_Your instructions_. Copy every entry word for word. Skip the pictures.

_Rows_.
- - -

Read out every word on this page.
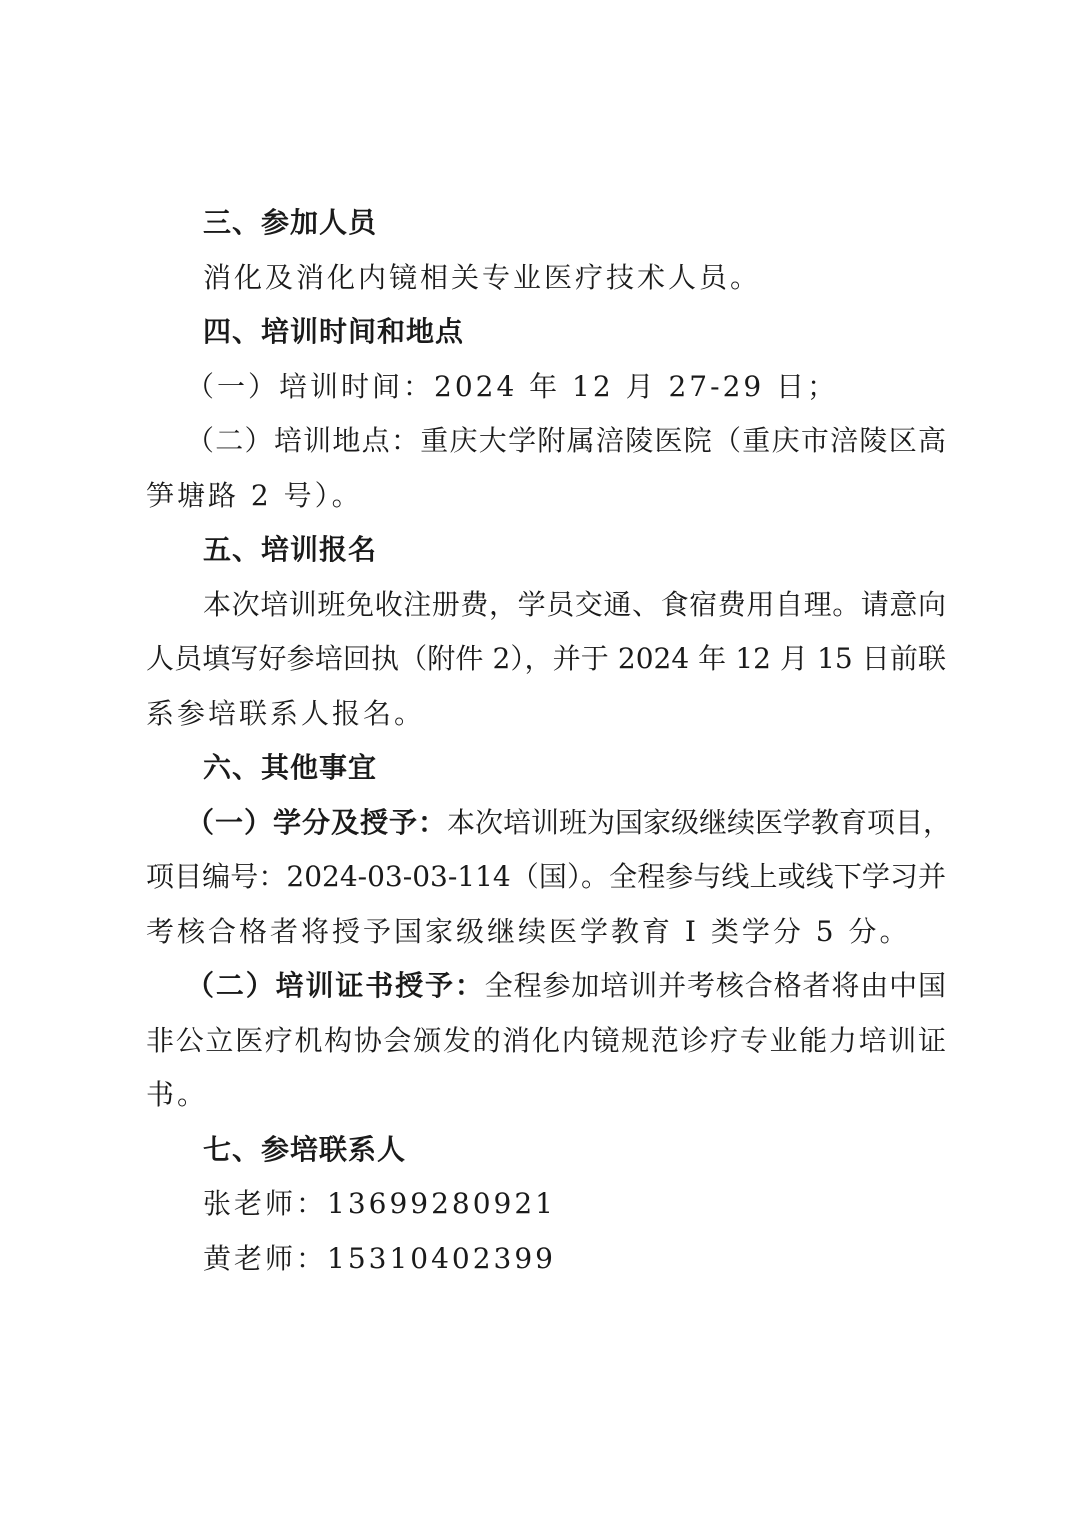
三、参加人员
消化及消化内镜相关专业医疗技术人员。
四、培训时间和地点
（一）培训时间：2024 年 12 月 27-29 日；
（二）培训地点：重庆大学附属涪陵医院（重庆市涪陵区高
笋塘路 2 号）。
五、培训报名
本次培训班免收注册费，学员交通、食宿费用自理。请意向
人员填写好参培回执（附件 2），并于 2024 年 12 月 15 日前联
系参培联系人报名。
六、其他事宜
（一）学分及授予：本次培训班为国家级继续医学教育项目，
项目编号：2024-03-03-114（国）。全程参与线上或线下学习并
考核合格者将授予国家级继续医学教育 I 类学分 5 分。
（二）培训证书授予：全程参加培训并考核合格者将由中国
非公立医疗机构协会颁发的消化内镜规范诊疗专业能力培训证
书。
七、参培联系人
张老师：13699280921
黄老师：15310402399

- - -

_The result_.
Read out every word on this page.
三、参加人员
消化及消化内镜相关专业医疗技术人员。
四、培训时间和地点
（一）培训时间：2024 年 12 月 27-29 日；
（二）培训地点：重庆大学附属涪陵医院（重庆市涪陵区高
笋塘路 2 号）。
五、培训报名
本次培训班免收注册费，学员交通、食宿费用自理。请意向
人员填写好参培回执（附件 2），并于 2024 年 12 月 15 日前联
系参培联系人报名。
六、其他事宜
（一）学分及授予：本次培训班为国家级继续医学教育项目，
项目编号：2024-03-03-114（国）。全程参与线上或线下学习并
考核合格者将授予国家级继续医学教育 I 类学分 5 分。
（二）培训证书授予：全程参加培训并考核合格者将由中国
非公立医疗机构协会颁发的消化内镜规范诊疗专业能力培训证
书。
七、参培联系人
张老师：13699280921
黄老师：15310402399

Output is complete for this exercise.